Required action:
Go through the entries one line at a time, and gather every line that has the word "Immunodeficiency".

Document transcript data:
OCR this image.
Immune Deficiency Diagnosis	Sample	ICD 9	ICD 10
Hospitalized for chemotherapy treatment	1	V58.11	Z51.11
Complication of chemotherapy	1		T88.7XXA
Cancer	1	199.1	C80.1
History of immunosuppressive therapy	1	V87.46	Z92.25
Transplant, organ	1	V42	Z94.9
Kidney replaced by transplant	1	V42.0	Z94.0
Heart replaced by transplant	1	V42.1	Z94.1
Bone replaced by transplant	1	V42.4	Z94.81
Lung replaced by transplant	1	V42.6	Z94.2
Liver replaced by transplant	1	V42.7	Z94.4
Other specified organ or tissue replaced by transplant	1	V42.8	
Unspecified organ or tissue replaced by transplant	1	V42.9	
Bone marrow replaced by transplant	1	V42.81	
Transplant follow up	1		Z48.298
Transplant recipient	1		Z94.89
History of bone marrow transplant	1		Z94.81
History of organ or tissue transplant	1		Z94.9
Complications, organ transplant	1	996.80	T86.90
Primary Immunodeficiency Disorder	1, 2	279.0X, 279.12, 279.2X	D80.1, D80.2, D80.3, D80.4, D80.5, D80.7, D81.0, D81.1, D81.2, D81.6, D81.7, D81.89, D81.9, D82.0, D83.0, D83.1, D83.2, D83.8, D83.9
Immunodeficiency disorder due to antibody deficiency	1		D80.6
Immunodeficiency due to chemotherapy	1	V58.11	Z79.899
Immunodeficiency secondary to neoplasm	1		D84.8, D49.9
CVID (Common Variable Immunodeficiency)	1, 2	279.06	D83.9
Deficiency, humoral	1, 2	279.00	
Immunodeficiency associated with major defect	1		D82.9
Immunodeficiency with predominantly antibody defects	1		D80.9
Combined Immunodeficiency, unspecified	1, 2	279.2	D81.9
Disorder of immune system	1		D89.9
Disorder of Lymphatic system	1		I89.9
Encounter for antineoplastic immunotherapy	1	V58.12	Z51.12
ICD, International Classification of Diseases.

Answer to this task:
Primary Immunodeficiency Disorder	1, 2	279.0X, 279.12, 279.2X	D80.1, D80.2, D80.3, D80.4, D80.5, D80.7, D81.0, D81.1, D81.2, D81.6, D81.7, D81.89, D81.9, D82.0, D83.0, D83.1, D83.2, D83.8, D83.9
Immunodeficiency disorder due to antibody deficiency	1		D80.6
Immunodeficiency due to chemotherapy	1	V58.11	Z79.899
Immunodeficiency secondary to neoplasm	1		D84.8, D49.9
CVID (Common Variable Immunodeficiency)	1, 2	279.06	D83.9
Immunodeficiency associated with major defect	1		D82.9
Immunodeficiency with predominantly antibody defects	1		D80.9
Combined Immunodeficiency, unspecified	1, 2	279.2	D81.9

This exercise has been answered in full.